Extracted entries:
[START]

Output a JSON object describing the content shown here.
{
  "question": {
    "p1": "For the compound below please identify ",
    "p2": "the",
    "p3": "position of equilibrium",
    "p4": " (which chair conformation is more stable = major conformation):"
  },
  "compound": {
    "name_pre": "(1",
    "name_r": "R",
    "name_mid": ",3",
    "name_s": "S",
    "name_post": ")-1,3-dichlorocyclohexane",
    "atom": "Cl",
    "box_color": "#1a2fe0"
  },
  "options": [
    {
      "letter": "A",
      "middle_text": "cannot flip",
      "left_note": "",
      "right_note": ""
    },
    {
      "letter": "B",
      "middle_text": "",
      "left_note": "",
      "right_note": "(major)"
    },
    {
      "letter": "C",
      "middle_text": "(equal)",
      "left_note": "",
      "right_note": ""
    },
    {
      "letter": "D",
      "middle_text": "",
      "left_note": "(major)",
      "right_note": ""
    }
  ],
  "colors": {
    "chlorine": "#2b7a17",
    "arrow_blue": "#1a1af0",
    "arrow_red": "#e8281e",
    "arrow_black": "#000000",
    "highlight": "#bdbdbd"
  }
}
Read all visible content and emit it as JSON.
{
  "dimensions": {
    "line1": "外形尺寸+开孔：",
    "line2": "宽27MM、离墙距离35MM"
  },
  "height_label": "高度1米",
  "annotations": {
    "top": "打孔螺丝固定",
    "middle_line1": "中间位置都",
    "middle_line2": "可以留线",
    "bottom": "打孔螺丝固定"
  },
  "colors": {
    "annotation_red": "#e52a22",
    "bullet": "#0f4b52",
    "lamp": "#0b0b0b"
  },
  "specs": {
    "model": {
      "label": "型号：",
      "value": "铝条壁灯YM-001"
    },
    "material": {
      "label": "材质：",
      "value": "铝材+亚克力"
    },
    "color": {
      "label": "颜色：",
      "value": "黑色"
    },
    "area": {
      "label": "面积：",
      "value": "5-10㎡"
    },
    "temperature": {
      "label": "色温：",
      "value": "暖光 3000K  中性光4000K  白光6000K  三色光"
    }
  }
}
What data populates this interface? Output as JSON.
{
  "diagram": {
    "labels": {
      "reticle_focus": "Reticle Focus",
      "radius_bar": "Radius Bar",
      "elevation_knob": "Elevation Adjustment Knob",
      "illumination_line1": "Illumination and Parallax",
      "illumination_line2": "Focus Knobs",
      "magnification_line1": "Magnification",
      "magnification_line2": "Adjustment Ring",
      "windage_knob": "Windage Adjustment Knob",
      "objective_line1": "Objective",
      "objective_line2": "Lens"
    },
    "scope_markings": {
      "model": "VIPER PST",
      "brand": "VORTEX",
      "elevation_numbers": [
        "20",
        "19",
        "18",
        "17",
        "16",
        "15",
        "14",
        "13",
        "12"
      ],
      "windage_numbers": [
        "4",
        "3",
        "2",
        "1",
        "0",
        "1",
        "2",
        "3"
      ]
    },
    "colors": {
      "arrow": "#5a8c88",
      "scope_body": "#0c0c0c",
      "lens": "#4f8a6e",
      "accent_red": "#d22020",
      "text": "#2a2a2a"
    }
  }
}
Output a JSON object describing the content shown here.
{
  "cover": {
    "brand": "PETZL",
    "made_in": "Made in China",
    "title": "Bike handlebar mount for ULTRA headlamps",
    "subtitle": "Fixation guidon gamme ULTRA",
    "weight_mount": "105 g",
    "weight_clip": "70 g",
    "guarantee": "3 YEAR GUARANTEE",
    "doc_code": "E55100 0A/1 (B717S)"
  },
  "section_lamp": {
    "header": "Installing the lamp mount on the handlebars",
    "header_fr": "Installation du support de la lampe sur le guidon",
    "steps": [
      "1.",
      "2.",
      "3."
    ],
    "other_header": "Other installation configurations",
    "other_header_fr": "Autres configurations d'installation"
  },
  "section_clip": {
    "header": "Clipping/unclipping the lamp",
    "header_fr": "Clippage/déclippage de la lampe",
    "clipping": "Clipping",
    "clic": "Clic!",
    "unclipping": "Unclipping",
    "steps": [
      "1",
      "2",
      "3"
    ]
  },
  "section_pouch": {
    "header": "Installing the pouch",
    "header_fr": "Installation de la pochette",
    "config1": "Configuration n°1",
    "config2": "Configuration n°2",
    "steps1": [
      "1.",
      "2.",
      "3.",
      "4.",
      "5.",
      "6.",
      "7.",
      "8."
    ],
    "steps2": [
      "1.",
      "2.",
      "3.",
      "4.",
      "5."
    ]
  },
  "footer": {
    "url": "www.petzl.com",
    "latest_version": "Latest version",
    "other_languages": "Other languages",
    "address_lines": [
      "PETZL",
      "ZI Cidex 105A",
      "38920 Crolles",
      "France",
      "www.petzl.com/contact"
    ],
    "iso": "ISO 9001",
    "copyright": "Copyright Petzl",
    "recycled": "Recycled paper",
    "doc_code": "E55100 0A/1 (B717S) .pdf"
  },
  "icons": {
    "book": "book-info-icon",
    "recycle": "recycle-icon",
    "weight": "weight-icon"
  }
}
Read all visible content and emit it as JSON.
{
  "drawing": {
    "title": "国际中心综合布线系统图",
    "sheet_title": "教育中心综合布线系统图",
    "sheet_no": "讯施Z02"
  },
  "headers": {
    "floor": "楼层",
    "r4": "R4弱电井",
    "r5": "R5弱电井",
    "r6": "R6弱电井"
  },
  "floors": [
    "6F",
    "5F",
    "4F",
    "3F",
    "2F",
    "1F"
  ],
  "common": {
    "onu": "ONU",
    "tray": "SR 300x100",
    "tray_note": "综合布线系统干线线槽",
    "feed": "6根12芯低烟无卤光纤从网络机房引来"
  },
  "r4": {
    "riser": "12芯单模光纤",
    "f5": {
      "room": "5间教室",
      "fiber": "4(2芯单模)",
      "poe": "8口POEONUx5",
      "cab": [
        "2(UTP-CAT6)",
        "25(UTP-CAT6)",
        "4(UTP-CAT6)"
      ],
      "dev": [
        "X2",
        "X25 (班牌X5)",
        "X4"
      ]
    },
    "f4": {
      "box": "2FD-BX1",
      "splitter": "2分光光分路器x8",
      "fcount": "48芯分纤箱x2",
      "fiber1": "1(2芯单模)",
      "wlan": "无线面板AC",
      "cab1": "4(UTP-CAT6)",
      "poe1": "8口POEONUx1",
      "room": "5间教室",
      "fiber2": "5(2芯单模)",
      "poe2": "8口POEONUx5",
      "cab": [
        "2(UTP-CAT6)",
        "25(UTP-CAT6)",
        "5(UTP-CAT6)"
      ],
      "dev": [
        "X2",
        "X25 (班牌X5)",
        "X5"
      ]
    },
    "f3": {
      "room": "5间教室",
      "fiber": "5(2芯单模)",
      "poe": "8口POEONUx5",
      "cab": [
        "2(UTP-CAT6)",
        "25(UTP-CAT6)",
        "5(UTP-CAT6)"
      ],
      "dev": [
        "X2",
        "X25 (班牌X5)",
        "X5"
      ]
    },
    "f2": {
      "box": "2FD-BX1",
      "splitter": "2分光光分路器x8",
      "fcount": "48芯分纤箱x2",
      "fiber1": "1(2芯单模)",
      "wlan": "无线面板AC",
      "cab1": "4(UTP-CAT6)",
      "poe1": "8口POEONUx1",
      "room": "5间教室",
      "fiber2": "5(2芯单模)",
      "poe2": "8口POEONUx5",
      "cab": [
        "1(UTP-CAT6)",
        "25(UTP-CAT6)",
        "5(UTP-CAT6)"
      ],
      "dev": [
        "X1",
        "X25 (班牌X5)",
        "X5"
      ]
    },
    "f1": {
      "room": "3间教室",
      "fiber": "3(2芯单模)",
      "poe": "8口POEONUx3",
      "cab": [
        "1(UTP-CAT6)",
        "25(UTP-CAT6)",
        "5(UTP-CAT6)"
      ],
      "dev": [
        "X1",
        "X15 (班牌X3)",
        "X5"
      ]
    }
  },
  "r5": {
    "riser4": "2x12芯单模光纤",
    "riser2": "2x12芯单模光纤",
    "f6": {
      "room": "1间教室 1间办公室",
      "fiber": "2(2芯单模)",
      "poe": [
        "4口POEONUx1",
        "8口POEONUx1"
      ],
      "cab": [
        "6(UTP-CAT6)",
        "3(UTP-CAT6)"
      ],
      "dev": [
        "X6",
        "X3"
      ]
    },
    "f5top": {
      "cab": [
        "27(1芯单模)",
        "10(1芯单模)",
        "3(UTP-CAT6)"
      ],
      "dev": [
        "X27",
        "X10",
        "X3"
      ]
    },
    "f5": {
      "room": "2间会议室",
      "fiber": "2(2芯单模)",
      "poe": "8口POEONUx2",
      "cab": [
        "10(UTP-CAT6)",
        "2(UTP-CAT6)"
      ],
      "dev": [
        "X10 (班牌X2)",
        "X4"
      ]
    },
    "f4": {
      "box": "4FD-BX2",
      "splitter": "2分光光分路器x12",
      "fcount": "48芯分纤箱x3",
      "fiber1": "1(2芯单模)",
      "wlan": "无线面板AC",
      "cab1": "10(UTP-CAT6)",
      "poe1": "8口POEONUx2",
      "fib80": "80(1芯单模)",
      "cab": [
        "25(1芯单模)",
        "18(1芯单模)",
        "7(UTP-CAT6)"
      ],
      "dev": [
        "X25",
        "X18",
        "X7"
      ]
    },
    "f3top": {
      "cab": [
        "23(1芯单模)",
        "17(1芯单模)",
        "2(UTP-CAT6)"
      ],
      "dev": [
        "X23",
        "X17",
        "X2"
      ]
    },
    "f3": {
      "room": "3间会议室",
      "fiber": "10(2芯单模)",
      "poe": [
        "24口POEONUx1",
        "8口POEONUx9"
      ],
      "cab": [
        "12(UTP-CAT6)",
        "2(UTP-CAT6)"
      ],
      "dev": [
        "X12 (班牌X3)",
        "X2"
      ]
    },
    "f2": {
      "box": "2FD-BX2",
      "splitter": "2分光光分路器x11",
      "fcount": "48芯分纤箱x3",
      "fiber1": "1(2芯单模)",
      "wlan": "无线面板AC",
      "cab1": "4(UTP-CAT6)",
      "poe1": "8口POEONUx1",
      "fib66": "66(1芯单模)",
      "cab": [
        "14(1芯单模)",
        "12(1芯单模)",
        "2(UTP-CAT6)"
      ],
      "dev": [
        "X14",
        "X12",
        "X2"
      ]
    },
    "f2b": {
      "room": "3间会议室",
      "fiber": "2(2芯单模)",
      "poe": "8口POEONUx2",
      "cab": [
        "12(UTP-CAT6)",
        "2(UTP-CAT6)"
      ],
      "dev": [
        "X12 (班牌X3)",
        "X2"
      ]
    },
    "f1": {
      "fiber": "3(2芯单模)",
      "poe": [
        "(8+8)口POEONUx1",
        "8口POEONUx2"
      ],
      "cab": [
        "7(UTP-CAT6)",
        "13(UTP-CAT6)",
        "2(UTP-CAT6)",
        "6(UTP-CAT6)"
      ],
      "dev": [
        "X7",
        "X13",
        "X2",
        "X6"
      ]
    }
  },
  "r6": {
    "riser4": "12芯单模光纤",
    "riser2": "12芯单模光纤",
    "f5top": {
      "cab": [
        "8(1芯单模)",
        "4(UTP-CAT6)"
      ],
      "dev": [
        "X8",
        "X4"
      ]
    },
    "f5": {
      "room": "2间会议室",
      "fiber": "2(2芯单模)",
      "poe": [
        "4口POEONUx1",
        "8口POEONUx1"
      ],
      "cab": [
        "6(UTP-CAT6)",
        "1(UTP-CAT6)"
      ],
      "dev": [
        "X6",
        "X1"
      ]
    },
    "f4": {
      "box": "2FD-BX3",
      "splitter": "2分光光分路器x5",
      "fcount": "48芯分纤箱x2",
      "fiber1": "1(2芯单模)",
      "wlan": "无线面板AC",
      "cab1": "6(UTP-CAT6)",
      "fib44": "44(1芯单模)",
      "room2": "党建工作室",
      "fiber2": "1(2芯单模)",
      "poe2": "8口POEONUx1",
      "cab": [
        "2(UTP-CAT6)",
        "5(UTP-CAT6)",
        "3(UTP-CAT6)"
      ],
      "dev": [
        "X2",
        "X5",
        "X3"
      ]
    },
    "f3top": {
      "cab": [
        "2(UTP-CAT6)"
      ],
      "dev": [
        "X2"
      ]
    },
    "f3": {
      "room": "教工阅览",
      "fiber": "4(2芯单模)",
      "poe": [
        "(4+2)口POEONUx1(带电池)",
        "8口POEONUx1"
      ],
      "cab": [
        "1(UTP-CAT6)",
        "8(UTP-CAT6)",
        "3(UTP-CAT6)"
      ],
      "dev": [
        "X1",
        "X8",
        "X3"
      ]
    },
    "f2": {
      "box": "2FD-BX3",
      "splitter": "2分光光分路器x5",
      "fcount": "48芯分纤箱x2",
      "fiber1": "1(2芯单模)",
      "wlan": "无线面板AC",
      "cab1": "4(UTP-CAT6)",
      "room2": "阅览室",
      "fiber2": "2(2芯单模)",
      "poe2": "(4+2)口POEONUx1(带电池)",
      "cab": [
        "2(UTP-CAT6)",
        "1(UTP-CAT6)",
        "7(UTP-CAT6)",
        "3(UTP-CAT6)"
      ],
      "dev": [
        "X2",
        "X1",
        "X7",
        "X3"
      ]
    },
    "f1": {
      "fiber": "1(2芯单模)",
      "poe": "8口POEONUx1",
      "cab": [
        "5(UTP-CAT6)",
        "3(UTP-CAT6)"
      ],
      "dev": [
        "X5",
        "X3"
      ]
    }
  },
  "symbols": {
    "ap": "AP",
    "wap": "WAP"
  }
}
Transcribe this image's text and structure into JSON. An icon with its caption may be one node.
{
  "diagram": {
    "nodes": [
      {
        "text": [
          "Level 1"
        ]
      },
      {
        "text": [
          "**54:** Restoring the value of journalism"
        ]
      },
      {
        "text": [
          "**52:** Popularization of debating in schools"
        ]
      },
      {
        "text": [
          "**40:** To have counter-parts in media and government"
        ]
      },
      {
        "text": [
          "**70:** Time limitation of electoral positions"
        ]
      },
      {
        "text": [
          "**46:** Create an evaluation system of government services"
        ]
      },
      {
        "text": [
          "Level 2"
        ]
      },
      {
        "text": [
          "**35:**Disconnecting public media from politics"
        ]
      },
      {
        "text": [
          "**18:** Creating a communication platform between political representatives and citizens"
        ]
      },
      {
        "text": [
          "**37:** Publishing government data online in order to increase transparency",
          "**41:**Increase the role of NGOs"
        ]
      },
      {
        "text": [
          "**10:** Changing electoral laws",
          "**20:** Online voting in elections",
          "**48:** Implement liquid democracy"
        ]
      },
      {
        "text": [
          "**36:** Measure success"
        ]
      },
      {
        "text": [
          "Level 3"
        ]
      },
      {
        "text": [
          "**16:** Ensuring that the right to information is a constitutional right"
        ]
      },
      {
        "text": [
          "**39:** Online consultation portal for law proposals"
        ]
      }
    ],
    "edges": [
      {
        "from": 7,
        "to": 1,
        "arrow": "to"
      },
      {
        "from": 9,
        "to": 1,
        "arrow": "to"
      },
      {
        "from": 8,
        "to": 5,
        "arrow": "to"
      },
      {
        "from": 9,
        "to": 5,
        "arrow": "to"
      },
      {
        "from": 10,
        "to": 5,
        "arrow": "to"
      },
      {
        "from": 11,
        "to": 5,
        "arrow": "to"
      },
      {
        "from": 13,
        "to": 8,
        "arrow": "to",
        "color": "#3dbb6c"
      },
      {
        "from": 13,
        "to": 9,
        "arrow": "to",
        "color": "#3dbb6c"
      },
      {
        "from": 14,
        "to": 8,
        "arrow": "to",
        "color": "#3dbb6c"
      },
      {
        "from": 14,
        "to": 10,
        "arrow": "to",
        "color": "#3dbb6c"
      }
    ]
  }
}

[END]

Short problem:
Every line in the data above that contains "lampe" needs to be copied.

Finished answer:
    "header_fr": "Installation du support de la lampe sur le guidon",
    "header_fr": "Clippage/déclippage de la lampe",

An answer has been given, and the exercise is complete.